**Problem to work on:**
Work out how many lines in the entries below include the word "общего". Give nothing but the number.

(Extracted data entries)
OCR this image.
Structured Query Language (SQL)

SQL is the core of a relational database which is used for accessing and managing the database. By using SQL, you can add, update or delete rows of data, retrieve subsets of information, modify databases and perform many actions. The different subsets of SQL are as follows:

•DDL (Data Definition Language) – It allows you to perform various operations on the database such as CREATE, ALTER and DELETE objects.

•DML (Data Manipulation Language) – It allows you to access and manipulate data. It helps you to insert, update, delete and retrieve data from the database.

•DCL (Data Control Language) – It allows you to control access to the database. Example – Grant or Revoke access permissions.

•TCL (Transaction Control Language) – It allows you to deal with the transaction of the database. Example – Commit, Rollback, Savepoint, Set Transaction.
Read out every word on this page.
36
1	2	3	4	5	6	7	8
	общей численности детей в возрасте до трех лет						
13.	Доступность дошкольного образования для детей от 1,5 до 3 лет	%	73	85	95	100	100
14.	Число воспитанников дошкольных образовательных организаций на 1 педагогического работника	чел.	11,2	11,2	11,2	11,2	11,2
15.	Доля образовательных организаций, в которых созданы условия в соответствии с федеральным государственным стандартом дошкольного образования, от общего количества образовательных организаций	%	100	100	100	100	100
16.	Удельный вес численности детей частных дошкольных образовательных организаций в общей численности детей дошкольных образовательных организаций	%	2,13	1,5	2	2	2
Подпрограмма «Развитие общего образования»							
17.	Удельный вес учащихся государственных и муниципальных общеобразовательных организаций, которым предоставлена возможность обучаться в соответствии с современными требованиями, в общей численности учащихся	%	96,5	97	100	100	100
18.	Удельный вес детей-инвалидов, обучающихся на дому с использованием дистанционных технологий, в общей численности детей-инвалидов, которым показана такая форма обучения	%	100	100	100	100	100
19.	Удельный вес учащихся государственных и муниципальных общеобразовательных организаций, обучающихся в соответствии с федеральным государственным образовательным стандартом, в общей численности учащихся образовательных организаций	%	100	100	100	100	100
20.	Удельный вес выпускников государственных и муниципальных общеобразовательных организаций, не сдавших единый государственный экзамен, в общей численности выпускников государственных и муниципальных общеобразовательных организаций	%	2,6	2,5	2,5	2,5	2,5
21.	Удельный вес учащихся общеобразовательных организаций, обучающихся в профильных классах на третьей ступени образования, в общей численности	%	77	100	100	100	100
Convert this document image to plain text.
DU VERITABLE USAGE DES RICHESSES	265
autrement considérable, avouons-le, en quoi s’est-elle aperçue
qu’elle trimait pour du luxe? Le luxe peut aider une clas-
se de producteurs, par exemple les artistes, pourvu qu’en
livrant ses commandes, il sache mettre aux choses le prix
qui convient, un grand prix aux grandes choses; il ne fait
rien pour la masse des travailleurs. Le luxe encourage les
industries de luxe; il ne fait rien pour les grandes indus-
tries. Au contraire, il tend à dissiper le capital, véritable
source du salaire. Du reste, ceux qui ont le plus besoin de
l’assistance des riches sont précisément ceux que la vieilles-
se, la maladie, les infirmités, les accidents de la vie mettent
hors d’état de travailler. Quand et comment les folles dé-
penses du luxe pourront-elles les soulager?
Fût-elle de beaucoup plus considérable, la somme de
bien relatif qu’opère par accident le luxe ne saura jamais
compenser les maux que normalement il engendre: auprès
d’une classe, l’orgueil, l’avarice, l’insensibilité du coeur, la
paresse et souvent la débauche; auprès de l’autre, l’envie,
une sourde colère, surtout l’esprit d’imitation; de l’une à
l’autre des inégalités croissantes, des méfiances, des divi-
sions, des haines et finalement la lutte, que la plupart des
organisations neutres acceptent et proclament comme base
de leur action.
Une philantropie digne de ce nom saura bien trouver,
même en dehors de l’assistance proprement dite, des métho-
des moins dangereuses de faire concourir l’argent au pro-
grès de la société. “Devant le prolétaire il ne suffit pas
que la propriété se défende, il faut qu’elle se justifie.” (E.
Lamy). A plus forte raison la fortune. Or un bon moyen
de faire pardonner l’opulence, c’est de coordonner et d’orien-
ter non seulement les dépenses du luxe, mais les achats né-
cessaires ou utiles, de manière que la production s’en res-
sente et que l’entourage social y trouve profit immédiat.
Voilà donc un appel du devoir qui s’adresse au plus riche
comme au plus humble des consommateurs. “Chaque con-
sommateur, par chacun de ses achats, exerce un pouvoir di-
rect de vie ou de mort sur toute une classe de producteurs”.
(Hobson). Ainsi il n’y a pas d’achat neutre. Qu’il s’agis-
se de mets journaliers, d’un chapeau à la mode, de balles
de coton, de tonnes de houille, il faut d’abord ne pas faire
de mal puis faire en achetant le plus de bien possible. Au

**Task response:**
2